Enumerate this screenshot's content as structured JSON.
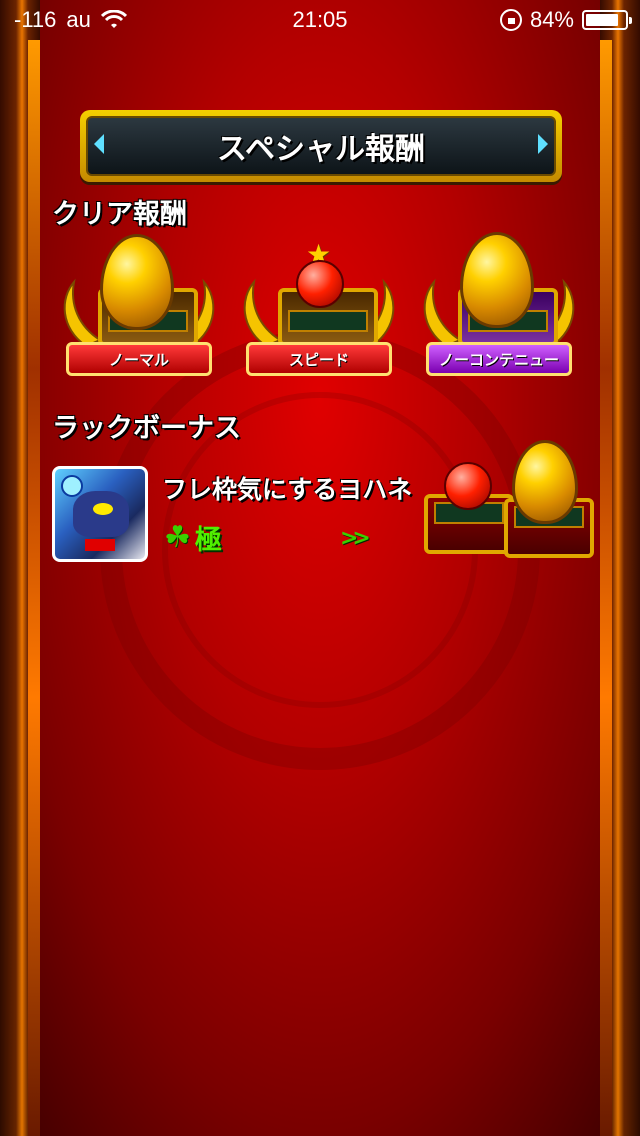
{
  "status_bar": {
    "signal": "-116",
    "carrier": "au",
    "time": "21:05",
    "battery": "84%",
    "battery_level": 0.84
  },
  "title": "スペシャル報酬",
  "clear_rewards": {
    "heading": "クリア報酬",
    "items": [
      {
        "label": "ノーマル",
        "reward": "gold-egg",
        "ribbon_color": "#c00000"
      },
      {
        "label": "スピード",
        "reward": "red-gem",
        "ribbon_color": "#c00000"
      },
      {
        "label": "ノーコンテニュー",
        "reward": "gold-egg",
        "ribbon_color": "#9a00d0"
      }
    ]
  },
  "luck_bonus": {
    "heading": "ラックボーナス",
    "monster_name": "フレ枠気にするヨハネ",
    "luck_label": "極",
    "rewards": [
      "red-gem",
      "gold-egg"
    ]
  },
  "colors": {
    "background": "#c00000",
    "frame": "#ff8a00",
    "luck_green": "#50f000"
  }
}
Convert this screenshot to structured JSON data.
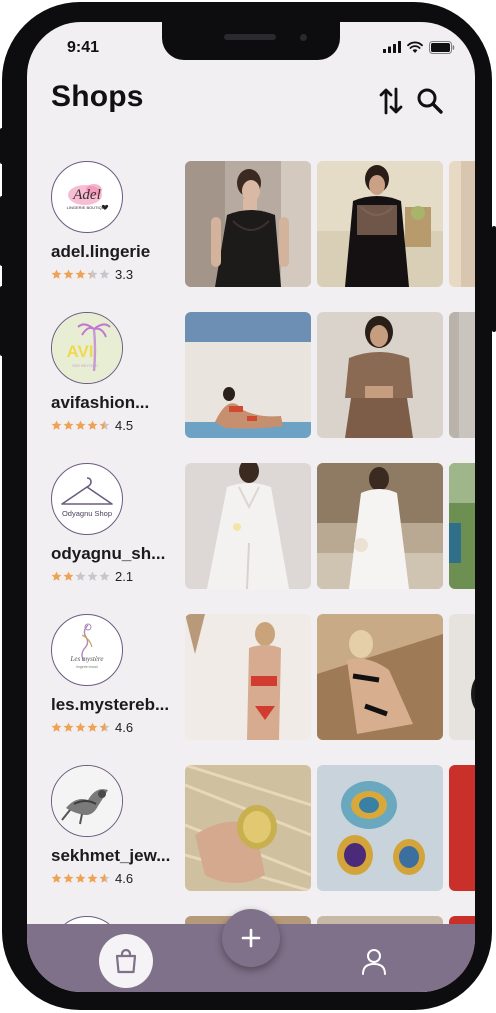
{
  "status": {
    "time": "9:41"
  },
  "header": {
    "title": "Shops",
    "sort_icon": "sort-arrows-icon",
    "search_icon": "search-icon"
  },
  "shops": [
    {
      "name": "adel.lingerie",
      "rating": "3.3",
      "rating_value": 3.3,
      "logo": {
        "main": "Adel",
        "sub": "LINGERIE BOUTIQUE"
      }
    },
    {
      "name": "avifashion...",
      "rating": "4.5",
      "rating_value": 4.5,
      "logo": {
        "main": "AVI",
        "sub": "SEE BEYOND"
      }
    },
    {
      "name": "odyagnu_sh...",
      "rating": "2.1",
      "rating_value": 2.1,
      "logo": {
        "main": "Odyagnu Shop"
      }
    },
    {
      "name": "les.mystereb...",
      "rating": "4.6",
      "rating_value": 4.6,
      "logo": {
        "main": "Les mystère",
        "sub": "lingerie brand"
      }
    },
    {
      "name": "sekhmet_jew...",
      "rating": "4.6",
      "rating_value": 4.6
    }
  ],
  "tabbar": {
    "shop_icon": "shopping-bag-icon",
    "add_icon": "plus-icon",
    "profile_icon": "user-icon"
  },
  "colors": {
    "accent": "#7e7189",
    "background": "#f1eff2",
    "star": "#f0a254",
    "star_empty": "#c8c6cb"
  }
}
=-=-=-=-=
Work required:
Pick out the lines above containing the word "icon", then copy them.

Task solution:
    "sort_icon": "sort-arrows-icon",
    "search_icon": "search-icon"
    "shop_icon": "shopping-bag-icon",
    "add_icon": "plus-icon",
    "profile_icon": "user-icon"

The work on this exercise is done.